INFORMATION SUPPLIED:
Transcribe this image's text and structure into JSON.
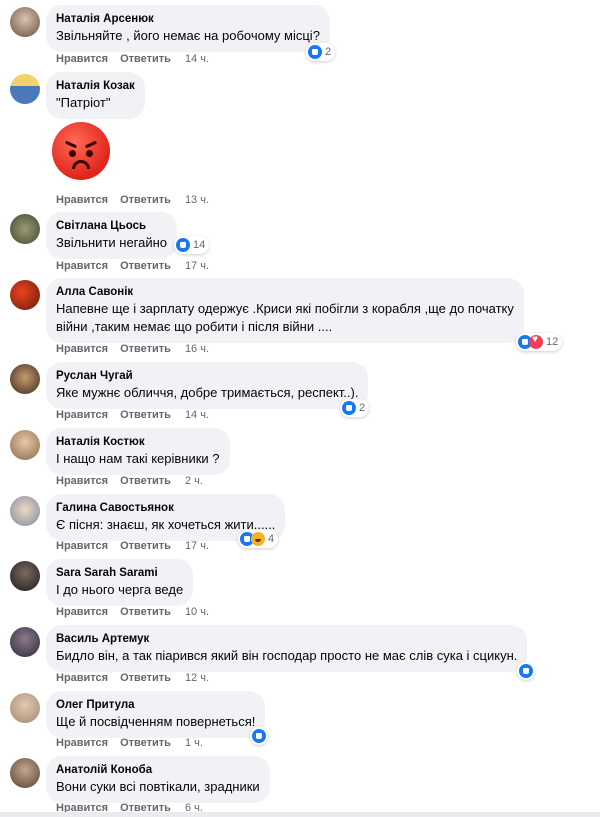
{
  "labels": {
    "like": "Нравится",
    "reply": "Ответить"
  },
  "comments": [
    {
      "author": "Наталія Арсенюк",
      "text": "Звільняйте , його немає на робочому місці?",
      "time": "14 ч.",
      "reactions": "2"
    },
    {
      "author": "Наталія Козак",
      "text": "\"Патріот\"",
      "time": "13 ч.",
      "sticker": "angry-face"
    },
    {
      "author": "Світлана Цьось",
      "text": "Звільнити негайно",
      "time": "17 ч.",
      "reactions": "14"
    },
    {
      "author": "Алла Савонік",
      "text": "Напевне ще і зарплату одержує .Криси які побігли з корабля ,ще до початку",
      "text2": "війни ,таким немає що робити і після війни ....",
      "time": "16 ч.",
      "reactions": "12"
    },
    {
      "author": "Руслан Чугай",
      "text": "Яке мужнє обличчя, добре тримається, респект..).",
      "time": "14 ч.",
      "reactions": "2"
    },
    {
      "author": "Наталія Костюк",
      "text": "І нащо нам такі керівники ?",
      "time": "2 ч."
    },
    {
      "author": "Галина Савостьянок",
      "text": "Є пісня: знаєш, як хочеться жити......",
      "time": "17 ч.",
      "reactions": "4"
    },
    {
      "author": "Sara Sarah Sarami",
      "text": "І до нього черга веде",
      "time": "10 ч."
    },
    {
      "author": "Василь Артемук",
      "text": "Бидло він, а так піарився який він господар просто не має слів сука і сцикун.",
      "time": "12 ч."
    },
    {
      "author": "Олег Притула",
      "text": "Ще й посвідченням повернеться!",
      "time": "1 ч."
    },
    {
      "author": "Анатолій Коноба",
      "text": "Вони суки всі повтікали, зрадники",
      "time": "6 ч."
    }
  ],
  "colors": {
    "like": "#1877f2",
    "love": "#f33e58",
    "haha": "#f7b125",
    "bubble": "#f0f2f5",
    "meta": "#65676b"
  }
}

WHAT IS ASKED: Gather every line from the entries above where the word "reactions" appears, and copy them.

RESULT OF THE TASK:
      "reactions": "2"
      "reactions": "14"
      "reactions": "12"
      "reactions": "2"
      "reactions": "4"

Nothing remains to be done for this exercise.